[Aim]
Write out all entries word for word.

---------- Task input

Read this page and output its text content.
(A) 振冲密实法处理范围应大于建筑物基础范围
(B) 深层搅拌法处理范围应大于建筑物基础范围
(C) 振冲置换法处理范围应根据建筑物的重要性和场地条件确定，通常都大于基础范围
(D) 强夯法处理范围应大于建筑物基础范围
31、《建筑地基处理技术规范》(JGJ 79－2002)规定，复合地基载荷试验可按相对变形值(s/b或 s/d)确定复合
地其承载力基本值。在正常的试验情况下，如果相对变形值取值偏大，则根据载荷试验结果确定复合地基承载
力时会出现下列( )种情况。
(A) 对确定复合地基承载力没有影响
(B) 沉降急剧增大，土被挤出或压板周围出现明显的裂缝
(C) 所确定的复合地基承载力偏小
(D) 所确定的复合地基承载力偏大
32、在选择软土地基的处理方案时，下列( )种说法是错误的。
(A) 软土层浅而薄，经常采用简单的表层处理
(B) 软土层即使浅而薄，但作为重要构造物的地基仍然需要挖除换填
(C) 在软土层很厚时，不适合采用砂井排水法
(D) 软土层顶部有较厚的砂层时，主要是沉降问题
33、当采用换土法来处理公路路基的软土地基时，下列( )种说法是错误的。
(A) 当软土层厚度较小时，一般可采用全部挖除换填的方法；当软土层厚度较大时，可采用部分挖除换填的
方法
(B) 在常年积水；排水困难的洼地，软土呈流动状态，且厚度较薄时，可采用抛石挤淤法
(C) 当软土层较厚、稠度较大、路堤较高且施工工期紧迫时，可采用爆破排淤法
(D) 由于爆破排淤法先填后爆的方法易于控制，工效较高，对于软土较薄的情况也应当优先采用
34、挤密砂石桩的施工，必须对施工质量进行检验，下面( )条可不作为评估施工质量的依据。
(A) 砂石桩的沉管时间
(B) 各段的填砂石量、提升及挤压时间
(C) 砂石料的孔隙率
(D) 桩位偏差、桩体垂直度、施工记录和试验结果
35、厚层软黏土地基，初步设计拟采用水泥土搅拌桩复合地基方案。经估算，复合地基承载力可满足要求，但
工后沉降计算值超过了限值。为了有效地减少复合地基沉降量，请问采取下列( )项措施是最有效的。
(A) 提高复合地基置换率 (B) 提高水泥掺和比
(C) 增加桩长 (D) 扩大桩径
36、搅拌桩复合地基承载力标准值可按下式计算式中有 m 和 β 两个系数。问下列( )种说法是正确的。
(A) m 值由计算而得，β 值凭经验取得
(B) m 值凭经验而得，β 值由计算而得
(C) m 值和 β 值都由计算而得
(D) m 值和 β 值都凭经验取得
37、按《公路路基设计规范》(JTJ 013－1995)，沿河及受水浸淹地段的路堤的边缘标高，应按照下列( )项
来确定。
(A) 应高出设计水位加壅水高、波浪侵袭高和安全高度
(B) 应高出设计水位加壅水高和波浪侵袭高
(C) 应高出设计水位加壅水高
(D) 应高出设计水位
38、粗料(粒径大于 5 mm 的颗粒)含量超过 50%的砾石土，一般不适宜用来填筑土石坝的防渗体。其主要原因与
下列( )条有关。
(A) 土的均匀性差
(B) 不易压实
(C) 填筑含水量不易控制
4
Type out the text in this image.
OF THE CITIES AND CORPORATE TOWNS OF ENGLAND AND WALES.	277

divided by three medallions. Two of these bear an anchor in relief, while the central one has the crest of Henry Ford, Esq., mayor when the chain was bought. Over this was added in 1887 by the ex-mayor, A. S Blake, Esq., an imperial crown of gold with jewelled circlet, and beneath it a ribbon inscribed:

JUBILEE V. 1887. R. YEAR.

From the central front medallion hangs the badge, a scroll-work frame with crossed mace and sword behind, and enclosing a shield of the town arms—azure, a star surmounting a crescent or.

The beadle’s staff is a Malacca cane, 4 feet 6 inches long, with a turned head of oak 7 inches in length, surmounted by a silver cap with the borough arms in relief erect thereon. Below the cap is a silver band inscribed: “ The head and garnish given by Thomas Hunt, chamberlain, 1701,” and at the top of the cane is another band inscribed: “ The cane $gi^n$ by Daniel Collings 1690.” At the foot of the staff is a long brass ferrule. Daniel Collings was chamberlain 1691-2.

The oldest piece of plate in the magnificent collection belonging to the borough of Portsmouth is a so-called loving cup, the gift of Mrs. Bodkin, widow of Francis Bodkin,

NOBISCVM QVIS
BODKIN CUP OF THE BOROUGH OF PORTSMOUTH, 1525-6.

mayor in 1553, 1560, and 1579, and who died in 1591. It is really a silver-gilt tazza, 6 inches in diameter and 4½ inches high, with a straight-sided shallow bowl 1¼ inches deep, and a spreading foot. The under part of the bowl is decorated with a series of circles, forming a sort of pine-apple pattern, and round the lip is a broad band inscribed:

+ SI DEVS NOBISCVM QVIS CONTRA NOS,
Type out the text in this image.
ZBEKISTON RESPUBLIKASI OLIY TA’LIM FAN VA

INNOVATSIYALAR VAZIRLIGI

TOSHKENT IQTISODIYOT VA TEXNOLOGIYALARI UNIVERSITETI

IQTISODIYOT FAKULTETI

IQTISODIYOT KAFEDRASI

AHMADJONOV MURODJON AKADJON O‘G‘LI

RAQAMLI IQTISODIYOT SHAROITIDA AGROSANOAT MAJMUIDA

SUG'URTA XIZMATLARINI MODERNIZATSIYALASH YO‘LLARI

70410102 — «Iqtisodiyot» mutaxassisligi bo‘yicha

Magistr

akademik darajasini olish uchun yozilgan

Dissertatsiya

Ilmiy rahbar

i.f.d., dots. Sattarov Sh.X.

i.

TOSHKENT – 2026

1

--------------------

[Exercise response]
Read this page and output its text content.
(A) 振冲密实法处理范围应大于建筑物基础范围
(B) 深层搅拌法处理范围应大于建筑物基础范围
(C) 振冲置换法处理范围应根据建筑物的重要性和场地条件确定，通常都大于基础范围
(D) 强夯法处理范围应大于建筑物基础范围
31、《建筑地基处理技术规范》(JGJ 79－2002)规定，复合地基载荷试验可按相对变形值(s/b或 s/d)确定复合
地其承载力基本值。在正常的试验情况下，如果相对变形值取值偏大，则根据载荷试验结果确定复合地基承载
力时会出现下列( )种情况。
(A) 对确定复合地基承载力没有影响
(B) 沉降急剧增大，土被挤出或压板周围出现明显的裂缝
(C) 所确定的复合地基承载力偏小
(D) 所确定的复合地基承载力偏大
32、在选择软土地基的处理方案时，下列( )种说法是错误的。
(A) 软土层浅而薄，经常采用简单的表层处理
(B) 软土层即使浅而薄，但作为重要构造物的地基仍然需要挖除换填
(C) 在软土层很厚时，不适合采用砂井排水法
(D) 软土层顶部有较厚的砂层时，主要是沉降问题
33、当采用换土法来处理公路路基的软土地基时，下列( )种说法是错误的。
(A) 当软土层厚度较小时，一般可采用全部挖除换填的方法；当软土层厚度较大时，可采用部分挖除换填的
方法
(B) 在常年积水；排水困难的洼地，软土呈流动状态，且厚度较薄时，可采用抛石挤淤法
(C) 当软土层较厚、稠度较大、路堤较高且施工工期紧迫时，可采用爆破排淤法
(D) 由于爆破排淤法先填后爆的方法易于控制，工效较高，对于软土较薄的情况也应当优先采用
34、挤密砂石桩的施工，必须对施工质量进行检验，下面( )条可不作为评估施工质量的依据。
(A) 砂石桩的沉管时间
(B) 各段的填砂石量、提升及挤压时间
(C) 砂石料的孔隙率
(D) 桩位偏差、桩体垂直度、施工记录和试验结果
35、厚层软黏土地基，初步设计拟采用水泥土搅拌桩复合地基方案。经估算，复合地基承载力可满足要求，但
工后沉降计算值超过了限值。为了有效地减少复合地基沉降量，请问采取下列( )项措施是最有效的。
(A) 提高复合地基置换率 (B) 提高水泥掺和比
(C) 增加桩长 (D) 扩大桩径
36、搅拌桩复合地基承载力标准值可按下式计算式中有 m 和 β 两个系数。问下列( )种说法是正确的。
(A) m 值由计算而得，β 值凭经验取得
(B) m 值凭经验而得，β 值由计算而得
(C) m 值和 β 值都由计算而得
(D) m 值和 β 值都凭经验取得
37、按《公路路基设计规范》(JTJ 013－1995)，沿河及受水浸淹地段的路堤的边缘标高，应按照下列( )项
来确定。
(A) 应高出设计水位加壅水高、波浪侵袭高和安全高度
(B) 应高出设计水位加壅水高和波浪侵袭高
(C) 应高出设计水位加壅水高
(D) 应高出设计水位
38、粗料(粒径大于 5 mm 的颗粒)含量超过 50%的砾石土，一般不适宜用来填筑土石坝的防渗体。其主要原因与
下列( )条有关。
(A) 土的均匀性差
(B) 不易压实
(C) 填筑含水量不易控制
4
Type out the text in this image.
OF THE CITIES AND CORPORATE TOWNS OF ENGLAND AND WALES.	277

divided by three medallions. Two of these bear an anchor in relief, while the central one has the crest of Henry Ford, Esq., mayor when the chain was bought. Over this was added in 1887 by the ex-mayor, A. S Blake, Esq., an imperial crown of gold with jewelled circlet, and beneath it a ribbon inscribed:

JUBILEE V. 1887. R. YEAR.

From the central front medallion hangs the badge, a scroll-work frame with crossed mace and sword behind, and enclosing a shield of the town arms—azure, a star surmounting a crescent or.

The beadle’s staff is a Malacca cane, 4 feet 6 inches long, with a turned head of oak 7 inches in length, surmounted by a silver cap with the borough arms in relief erect thereon. Below the cap is a silver band inscribed: “ The head and garnish given by Thomas Hunt, chamberlain, 1701,” and at the top of the cane is another band inscribed: “ The cane $gi^n$ by Daniel Collings 1690.” At the foot of the staff is a long brass ferrule. Daniel Collings was chamberlain 1691-2.

The oldest piece of plate in the magnificent collection belonging to the borough of Portsmouth is a so-called loving cup, the gift of Mrs. Bodkin, widow of Francis Bodkin,

NOBISCVM QVIS
BODKIN CUP OF THE BOROUGH OF PORTSMOUTH, 1525-6.

mayor in 1553, 1560, and 1579, and who died in 1591. It is really a silver-gilt tazza, 6 inches in diameter and 4½ inches high, with a straight-sided shallow bowl 1¼ inches deep, and a spreading foot. The under part of the bowl is decorated with a series of circles, forming a sort of pine-apple pattern, and round the lip is a broad band inscribed:

+ SI DEVS NOBISCVM QVIS CONTRA NOS,
Type out the text in this image.
ZBEKISTON RESPUBLIKASI OLIY TA’LIM FAN VA

INNOVATSIYALAR VAZIRLIGI

TOSHKENT IQTISODIYOT VA TEXNOLOGIYALARI UNIVERSITETI

IQTISODIYOT FAKULTETI

IQTISODIYOT KAFEDRASI

AHMADJONOV MURODJON AKADJON O‘G‘LI

RAQAMLI IQTISODIYOT SHAROITIDA AGROSANOAT MAJMUIDA

SUG'URTA XIZMATLARINI MODERNIZATSIYALASH YO‘LLARI

70410102 — «Iqtisodiyot» mutaxassisligi bo‘yicha

Magistr

akademik darajasini olish uchun yozilgan

Dissertatsiya

Ilmiy rahbar

i.f.d., dots. Sattarov Sh.X.

i.

TOSHKENT – 2026

1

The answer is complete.